··· EXERCISE INPUT

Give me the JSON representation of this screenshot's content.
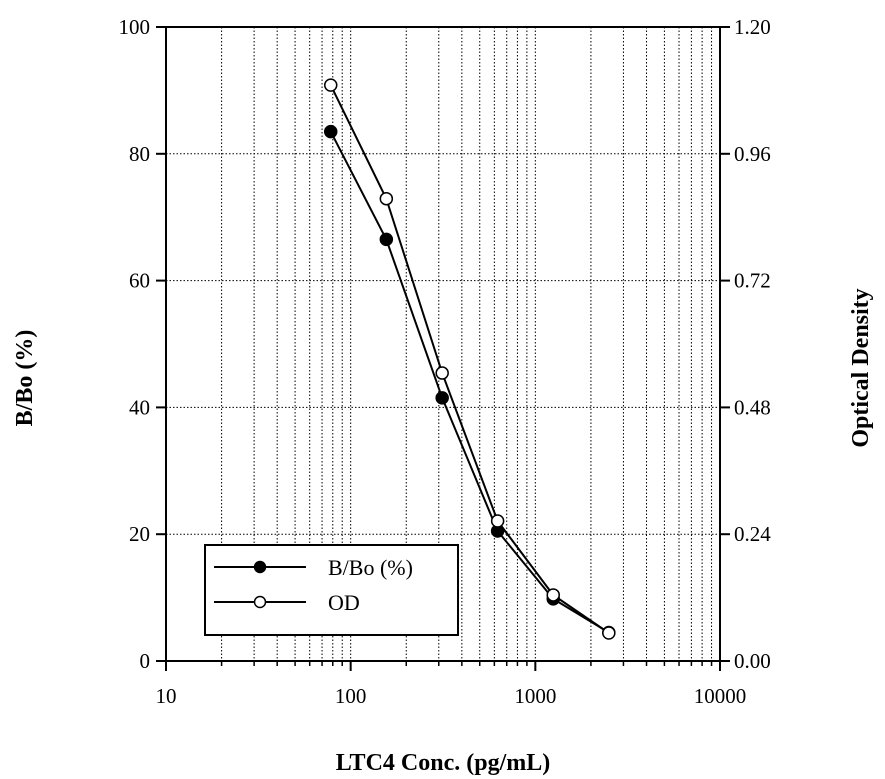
{
  "chart_data": {
    "type": "line",
    "x_scale": "log",
    "xlabel": "LTC4 Conc. (pg/mL)",
    "ylabel": "B/Bo (%)",
    "y2label": "Optical Density",
    "xlim": [
      10,
      10000
    ],
    "ylim": [
      0,
      100
    ],
    "y2lim": [
      0,
      1.2
    ],
    "x_ticks": [
      "10",
      "100",
      "1000",
      "10000"
    ],
    "y_ticks": [
      "0",
      "20",
      "40",
      "60",
      "80",
      "100"
    ],
    "y2_ticks": [
      "0.00",
      "0.24",
      "0.48",
      "0.72",
      "0.96",
      "1.20"
    ],
    "grid": true,
    "legend_position": "bottom-left",
    "series": [
      {
        "name": "B/Bo (%)",
        "axis": "left",
        "marker": "filled-circle",
        "x": [
          78,
          156,
          313,
          625,
          1250,
          2500
        ],
        "y": [
          83.5,
          66.5,
          41.5,
          20.5,
          9.8,
          4.5
        ]
      },
      {
        "name": "OD",
        "axis": "right",
        "marker": "open-circle",
        "x": [
          78,
          156,
          313,
          625,
          1250,
          2500
        ],
        "y": [
          1.09,
          0.875,
          0.545,
          0.265,
          0.125,
          0.053
        ]
      }
    ]
  }
}
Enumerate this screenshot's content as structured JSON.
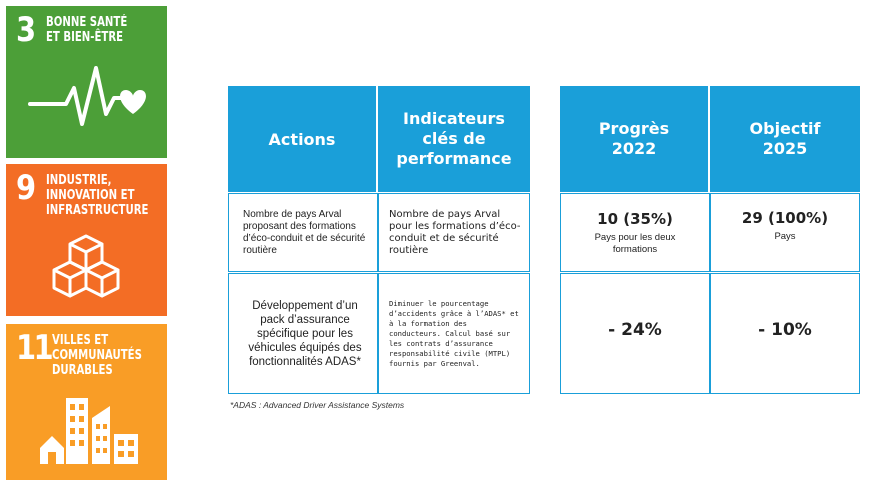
{
  "sdg": [
    {
      "number": "3",
      "title_line1": "BONNE SANTÉ",
      "title_line2": "ET BIEN-ÊTRE",
      "title_line3": "",
      "color": "#4c9f38",
      "icon": "heartbeat-icon"
    },
    {
      "number": "9",
      "title_line1": "INDUSTRIE,",
      "title_line2": "INNOVATION ET",
      "title_line3": "INFRASTRUCTURE",
      "color": "#f36d25",
      "icon": "cubes-icon"
    },
    {
      "number": "11",
      "title_line1": "VILLES ET",
      "title_line2": "COMMUNAUTÉS",
      "title_line3": "DURABLES",
      "color": "#f99d26",
      "icon": "city-buildings-icon"
    }
  ],
  "table": {
    "headers": {
      "actions": "Actions",
      "kpi_line1": "Indicateurs",
      "kpi_line2": "clés de",
      "kpi_line3": "performance",
      "progress_line1": "Progrès",
      "progress_line2": "2022",
      "objective_line1": "Objectif",
      "objective_line2": "2025"
    },
    "rows": [
      {
        "action": "Nombre de pays Arval proposant des formations d’éco-conduit et de sécurité routière",
        "kpi": "Nombre de pays Arval pour les formations d’éco-conduit et de sécurité routière",
        "progress_value": "10 (35%)",
        "progress_note": "Pays pour les deux formations",
        "objective_value": "29 (100%)",
        "objective_note": "Pays"
      },
      {
        "action": "Développement d’un pack d’assurance spécifique pour les véhicules équipés des fonctionnalités ADAS*",
        "kpi": "Diminuer le pourcentage d’accidents grâce à l’ADAS* et à la formation des conducteurs. Calcul basé sur les contrats d’assurance responsabilité civile (MTPL) fournis par Greenval.",
        "progress_value": "- 24%",
        "objective_value": "- 10%"
      }
    ]
  },
  "footnote": "*ADAS : Advanced Driver Assistance Systems",
  "colors": {
    "header_blue": "#1a9fd9"
  }
}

······

BRIEF:
Only lines with the string "Arval" belong in your answer; copy each one.

ANSWER IN FULL:
        "action": "Nombre de pays Arval proposant des formations d’éco-conduit et de sécurité routière",
        "kpi": "Nombre de pays Arval pour les formations d’éco-conduit et de sécurité routière",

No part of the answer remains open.